Identify and reproduce every line holding the string "Economically".

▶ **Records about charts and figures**
┌──

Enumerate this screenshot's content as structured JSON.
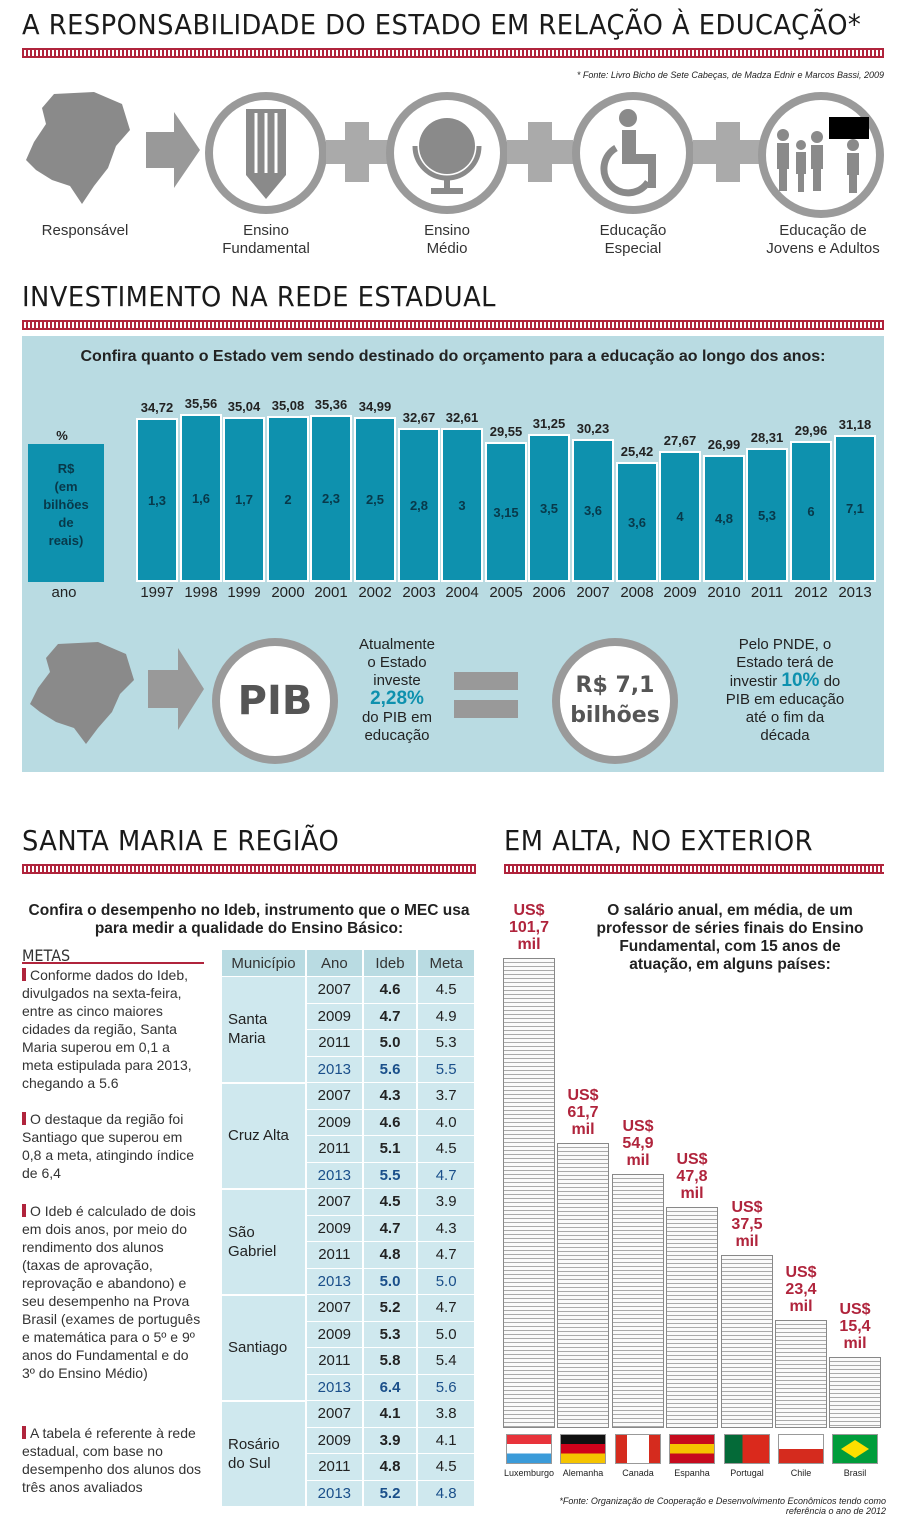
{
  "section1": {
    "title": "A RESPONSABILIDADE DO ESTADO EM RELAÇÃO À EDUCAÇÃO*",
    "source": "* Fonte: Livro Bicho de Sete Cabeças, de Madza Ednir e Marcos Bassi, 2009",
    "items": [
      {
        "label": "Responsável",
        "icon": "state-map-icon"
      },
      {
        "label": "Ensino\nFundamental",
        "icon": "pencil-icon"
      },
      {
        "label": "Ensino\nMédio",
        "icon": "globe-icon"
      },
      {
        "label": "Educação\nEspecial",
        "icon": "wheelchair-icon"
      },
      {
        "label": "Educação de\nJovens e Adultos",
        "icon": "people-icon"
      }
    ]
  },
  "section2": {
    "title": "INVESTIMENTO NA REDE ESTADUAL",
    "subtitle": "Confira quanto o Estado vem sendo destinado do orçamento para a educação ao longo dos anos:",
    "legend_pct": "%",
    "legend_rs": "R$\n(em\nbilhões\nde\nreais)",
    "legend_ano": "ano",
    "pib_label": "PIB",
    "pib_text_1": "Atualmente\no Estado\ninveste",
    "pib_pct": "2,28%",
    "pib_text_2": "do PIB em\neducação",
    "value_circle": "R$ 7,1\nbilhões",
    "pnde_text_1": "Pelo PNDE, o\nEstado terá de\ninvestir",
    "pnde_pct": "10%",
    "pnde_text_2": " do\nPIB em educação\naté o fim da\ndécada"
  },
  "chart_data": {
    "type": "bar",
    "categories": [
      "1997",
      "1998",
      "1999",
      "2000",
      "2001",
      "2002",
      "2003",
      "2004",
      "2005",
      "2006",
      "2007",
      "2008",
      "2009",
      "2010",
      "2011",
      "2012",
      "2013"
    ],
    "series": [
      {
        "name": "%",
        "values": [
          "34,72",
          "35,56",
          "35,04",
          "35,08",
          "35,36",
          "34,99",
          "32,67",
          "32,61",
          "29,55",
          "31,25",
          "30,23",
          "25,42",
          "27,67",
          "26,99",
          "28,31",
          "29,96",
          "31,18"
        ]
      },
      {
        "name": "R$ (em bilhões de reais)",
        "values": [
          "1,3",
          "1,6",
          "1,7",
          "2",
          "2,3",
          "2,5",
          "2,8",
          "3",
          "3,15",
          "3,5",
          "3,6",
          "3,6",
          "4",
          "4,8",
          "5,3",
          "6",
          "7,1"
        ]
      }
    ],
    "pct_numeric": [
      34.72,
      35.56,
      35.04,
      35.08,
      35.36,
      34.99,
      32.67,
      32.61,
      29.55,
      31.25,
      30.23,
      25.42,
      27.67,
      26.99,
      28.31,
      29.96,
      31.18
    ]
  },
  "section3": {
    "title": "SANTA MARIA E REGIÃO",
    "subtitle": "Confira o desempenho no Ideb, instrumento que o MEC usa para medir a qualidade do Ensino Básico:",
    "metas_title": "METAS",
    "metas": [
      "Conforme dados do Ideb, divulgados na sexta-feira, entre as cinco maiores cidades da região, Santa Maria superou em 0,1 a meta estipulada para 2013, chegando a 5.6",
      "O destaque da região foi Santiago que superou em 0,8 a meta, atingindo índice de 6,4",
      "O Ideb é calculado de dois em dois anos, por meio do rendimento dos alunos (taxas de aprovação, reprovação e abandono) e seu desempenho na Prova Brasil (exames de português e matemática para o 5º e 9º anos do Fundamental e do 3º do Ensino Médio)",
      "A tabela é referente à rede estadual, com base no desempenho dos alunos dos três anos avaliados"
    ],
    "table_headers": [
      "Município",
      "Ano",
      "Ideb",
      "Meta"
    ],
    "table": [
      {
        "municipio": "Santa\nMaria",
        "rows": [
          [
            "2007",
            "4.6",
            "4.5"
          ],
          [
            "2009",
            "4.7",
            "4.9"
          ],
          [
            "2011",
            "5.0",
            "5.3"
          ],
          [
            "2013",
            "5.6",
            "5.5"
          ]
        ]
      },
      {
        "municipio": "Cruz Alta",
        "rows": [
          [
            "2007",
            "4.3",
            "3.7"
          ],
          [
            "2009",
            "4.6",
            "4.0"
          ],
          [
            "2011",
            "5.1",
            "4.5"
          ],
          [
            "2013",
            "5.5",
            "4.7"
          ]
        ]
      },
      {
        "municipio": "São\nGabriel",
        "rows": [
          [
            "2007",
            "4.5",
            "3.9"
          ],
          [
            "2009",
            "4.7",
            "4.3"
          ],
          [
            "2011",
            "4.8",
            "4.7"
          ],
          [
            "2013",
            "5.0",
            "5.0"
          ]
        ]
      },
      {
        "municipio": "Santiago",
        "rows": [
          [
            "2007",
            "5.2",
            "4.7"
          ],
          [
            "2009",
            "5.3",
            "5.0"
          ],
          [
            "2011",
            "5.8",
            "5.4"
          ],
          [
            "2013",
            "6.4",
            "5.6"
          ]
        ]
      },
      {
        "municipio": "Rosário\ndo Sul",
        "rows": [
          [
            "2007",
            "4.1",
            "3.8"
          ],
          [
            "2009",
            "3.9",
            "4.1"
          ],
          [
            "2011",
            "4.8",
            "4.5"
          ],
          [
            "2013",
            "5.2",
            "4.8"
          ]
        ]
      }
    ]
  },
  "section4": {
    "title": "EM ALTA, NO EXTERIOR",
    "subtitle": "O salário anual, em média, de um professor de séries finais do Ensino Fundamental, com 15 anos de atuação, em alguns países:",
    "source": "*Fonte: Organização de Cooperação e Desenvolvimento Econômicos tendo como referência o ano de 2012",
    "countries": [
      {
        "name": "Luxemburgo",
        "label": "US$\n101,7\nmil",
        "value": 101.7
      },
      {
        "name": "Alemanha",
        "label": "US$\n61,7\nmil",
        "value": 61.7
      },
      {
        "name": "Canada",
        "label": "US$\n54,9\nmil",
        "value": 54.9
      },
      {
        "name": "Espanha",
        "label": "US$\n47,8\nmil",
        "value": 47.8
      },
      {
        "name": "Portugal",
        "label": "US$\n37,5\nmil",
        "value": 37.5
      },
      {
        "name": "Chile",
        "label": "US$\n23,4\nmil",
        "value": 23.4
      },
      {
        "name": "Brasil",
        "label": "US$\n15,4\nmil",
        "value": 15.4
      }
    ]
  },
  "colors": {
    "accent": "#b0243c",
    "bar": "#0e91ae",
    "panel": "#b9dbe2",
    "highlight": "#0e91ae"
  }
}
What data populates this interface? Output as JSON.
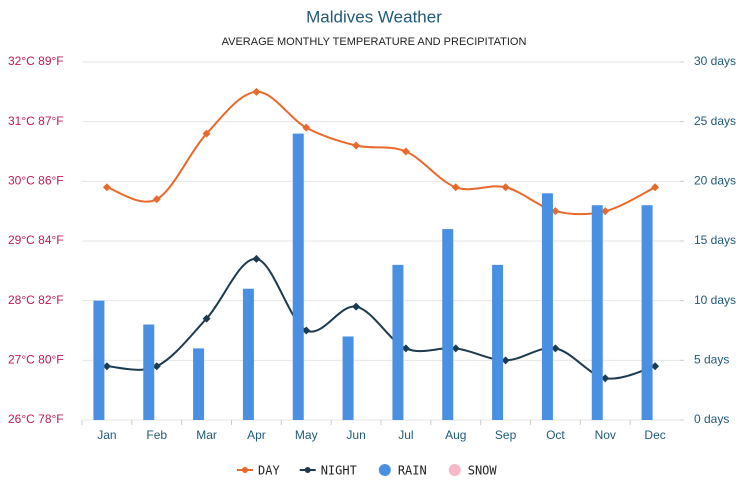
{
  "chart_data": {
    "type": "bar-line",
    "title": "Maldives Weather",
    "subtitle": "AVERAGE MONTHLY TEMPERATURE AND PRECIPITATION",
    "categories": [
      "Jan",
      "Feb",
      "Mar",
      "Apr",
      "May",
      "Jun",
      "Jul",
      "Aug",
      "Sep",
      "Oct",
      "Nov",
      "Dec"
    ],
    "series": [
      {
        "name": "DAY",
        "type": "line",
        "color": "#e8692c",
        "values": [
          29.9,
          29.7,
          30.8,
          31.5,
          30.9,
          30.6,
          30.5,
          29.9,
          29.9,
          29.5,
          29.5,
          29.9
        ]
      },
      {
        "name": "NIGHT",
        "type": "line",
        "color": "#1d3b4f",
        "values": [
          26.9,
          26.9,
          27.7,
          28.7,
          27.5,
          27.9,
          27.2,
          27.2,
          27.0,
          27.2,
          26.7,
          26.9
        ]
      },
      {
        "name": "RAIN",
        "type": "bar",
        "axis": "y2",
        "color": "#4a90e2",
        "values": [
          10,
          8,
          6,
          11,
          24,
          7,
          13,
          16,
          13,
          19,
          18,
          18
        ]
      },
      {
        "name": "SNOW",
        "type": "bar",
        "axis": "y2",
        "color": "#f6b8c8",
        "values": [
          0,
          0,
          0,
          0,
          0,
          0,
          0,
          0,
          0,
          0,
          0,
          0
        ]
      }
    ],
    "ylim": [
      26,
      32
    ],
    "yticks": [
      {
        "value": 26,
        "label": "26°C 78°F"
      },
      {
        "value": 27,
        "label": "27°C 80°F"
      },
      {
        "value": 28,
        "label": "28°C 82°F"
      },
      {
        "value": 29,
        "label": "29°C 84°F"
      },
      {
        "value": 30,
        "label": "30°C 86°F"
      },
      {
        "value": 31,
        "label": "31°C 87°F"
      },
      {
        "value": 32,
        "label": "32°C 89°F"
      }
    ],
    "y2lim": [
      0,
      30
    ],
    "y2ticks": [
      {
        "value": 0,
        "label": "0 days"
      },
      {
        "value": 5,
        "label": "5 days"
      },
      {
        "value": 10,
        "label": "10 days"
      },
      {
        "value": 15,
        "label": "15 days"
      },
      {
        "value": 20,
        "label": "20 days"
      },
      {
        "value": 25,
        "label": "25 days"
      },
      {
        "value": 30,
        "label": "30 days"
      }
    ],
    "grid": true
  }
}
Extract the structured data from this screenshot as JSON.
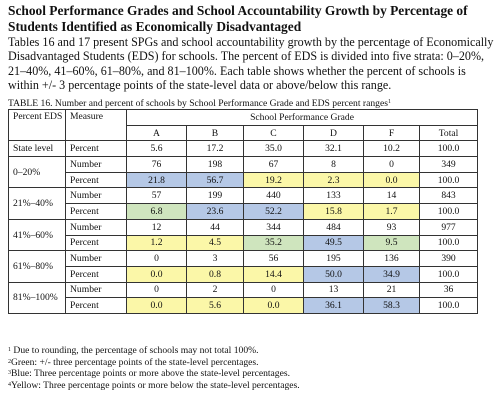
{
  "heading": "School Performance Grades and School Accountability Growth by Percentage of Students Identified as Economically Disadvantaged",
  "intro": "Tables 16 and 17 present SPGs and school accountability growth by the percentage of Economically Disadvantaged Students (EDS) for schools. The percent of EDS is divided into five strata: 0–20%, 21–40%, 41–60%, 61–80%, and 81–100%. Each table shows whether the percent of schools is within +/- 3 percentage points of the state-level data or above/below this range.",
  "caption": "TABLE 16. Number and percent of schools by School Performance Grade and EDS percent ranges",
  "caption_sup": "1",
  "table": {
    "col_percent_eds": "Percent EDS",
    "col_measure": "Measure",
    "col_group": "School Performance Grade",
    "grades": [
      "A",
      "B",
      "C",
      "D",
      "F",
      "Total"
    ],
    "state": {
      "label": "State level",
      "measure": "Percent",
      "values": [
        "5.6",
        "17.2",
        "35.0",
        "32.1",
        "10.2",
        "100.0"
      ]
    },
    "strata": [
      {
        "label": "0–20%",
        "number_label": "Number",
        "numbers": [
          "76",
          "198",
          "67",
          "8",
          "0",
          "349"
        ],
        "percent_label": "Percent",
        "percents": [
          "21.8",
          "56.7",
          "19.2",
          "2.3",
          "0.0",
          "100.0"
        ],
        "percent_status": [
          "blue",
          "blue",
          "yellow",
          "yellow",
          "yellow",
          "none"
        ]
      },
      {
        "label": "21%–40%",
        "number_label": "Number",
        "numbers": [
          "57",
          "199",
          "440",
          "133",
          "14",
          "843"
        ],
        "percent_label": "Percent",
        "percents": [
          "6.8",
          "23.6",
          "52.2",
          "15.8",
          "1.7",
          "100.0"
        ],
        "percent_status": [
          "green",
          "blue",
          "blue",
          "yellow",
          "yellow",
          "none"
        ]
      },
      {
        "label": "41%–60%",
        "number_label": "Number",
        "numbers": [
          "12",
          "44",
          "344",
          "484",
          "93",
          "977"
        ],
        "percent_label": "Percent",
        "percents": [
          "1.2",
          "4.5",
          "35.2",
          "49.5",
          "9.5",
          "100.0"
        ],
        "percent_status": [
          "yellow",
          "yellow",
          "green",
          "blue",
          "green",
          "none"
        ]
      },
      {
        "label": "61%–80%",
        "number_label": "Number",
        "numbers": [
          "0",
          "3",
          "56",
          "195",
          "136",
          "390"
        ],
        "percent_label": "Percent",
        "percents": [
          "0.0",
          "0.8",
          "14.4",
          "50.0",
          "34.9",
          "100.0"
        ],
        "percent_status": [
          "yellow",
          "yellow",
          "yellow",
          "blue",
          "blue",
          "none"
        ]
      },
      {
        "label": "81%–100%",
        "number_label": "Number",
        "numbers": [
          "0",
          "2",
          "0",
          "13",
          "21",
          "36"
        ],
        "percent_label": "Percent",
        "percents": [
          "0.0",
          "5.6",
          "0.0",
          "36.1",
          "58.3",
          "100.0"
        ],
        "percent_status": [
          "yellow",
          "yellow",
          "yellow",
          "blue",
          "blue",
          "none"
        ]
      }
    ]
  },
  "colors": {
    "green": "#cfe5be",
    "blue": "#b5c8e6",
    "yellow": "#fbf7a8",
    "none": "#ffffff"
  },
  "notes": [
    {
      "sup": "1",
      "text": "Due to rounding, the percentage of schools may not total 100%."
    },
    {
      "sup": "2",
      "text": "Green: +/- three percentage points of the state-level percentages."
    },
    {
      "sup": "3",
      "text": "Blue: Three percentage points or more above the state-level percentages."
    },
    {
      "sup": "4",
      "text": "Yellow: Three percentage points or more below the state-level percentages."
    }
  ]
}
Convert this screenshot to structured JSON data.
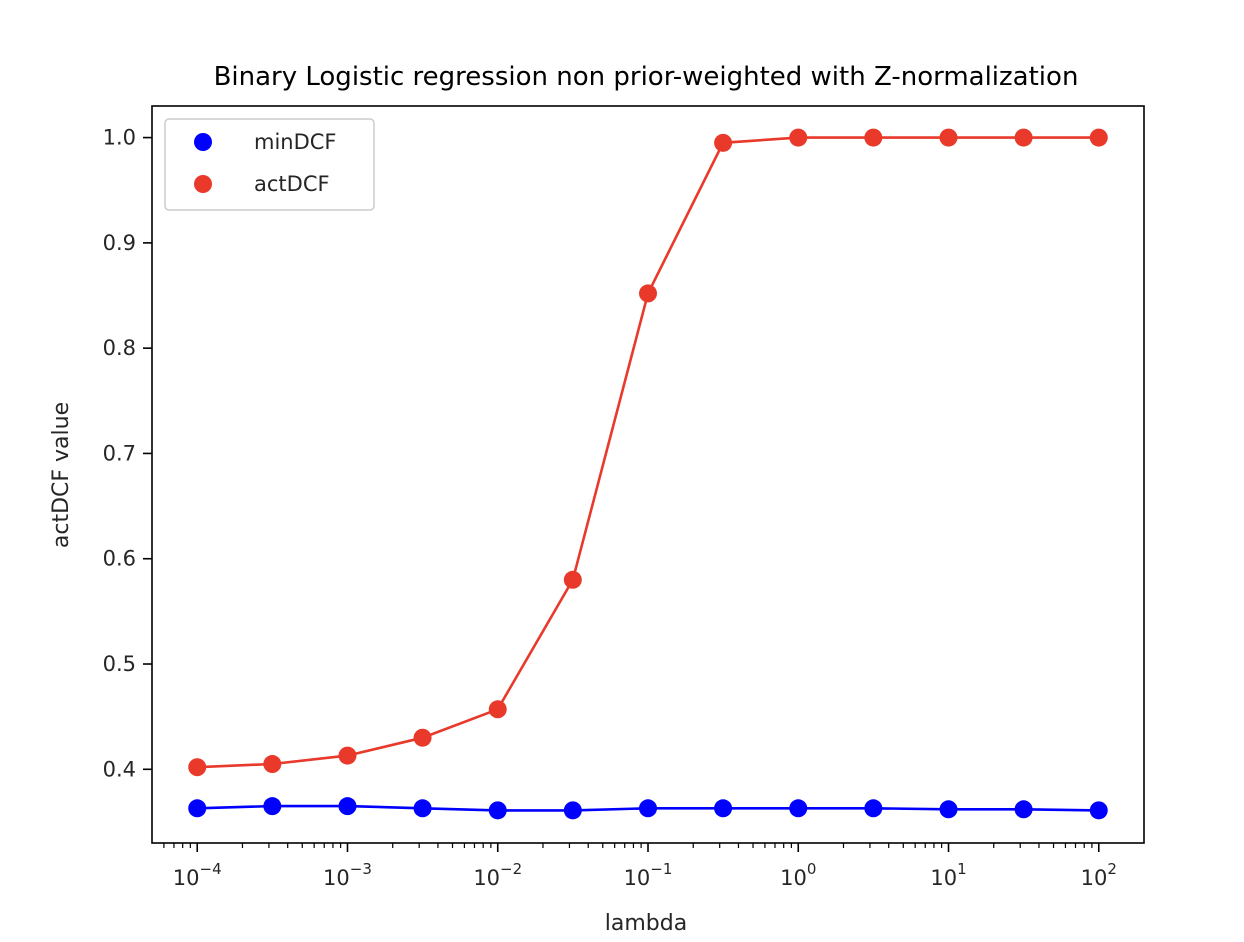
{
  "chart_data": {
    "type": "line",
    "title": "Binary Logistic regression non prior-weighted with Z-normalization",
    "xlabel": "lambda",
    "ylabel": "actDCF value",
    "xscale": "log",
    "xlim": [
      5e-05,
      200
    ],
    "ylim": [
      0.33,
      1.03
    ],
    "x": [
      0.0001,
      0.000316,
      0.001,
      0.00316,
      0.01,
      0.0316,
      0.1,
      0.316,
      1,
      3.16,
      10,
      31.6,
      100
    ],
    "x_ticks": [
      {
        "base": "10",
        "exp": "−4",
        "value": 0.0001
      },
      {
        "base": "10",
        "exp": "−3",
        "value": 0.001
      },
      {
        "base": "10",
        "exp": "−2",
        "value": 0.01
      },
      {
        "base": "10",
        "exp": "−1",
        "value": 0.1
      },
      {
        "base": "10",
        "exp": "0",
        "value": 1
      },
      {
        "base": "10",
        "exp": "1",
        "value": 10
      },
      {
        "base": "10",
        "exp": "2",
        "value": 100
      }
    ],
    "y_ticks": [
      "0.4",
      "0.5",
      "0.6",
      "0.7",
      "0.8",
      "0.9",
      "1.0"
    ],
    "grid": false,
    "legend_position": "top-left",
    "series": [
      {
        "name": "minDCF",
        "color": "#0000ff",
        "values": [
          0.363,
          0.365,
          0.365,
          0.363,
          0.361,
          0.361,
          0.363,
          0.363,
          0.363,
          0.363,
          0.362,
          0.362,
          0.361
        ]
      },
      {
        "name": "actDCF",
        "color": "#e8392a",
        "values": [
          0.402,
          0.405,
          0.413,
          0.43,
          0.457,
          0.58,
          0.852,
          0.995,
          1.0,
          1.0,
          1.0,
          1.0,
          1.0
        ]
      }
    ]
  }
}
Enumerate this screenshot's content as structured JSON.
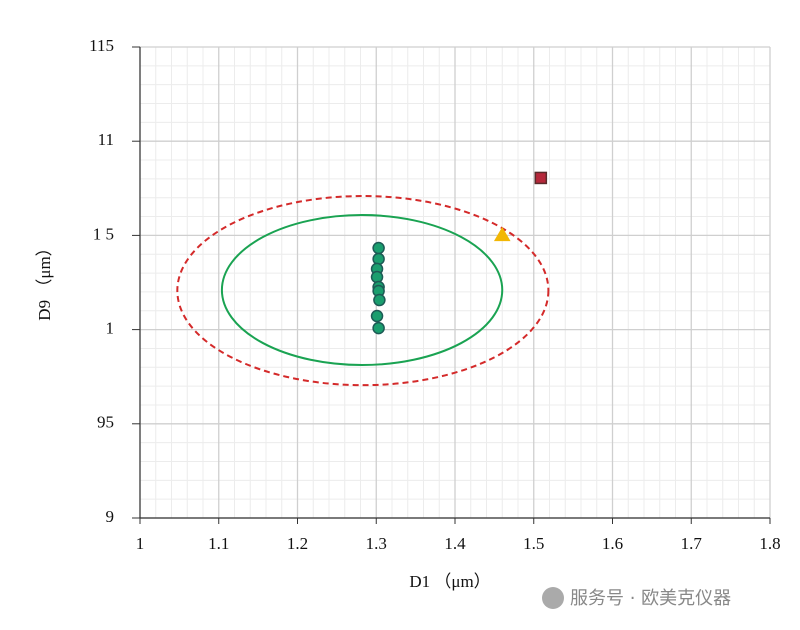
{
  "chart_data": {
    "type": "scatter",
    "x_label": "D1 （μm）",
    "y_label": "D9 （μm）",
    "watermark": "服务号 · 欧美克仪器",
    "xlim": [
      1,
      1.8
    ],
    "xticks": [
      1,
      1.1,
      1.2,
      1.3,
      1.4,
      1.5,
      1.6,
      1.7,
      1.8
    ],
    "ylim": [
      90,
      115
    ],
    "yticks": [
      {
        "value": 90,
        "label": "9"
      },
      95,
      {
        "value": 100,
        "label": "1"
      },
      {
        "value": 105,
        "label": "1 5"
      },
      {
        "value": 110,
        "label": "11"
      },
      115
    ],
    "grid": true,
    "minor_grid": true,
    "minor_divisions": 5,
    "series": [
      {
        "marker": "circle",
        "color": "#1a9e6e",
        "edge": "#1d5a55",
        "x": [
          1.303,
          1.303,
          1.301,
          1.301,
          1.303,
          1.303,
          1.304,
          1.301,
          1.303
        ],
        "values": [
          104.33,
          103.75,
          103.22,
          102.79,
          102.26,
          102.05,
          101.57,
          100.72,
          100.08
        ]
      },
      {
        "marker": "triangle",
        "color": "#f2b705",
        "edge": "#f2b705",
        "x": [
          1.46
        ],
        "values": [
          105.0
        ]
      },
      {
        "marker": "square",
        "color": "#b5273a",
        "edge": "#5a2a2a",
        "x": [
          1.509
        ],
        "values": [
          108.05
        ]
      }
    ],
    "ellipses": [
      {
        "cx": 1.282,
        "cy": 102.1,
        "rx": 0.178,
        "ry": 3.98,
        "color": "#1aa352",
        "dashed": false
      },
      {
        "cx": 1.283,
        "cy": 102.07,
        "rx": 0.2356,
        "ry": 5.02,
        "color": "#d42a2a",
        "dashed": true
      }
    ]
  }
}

└──

▶ **The output**
  "heading": "School Performance Grades and School Accountability Growth by Percentage of Students Identified as Economically Disadvantaged",
  "intro": "Tables 16 and 17 present SPGs and school accountability growth by the percentage of Economically Disadvantaged Students (EDS) for schools. The percent of EDS is divided into five strata: 0–20%, 21–40%, 41–60%, 61–80%, and 81–100%. Each table shows whether the percent of schools is within +/- 3 percentage points of the state-level data or above/below this range.",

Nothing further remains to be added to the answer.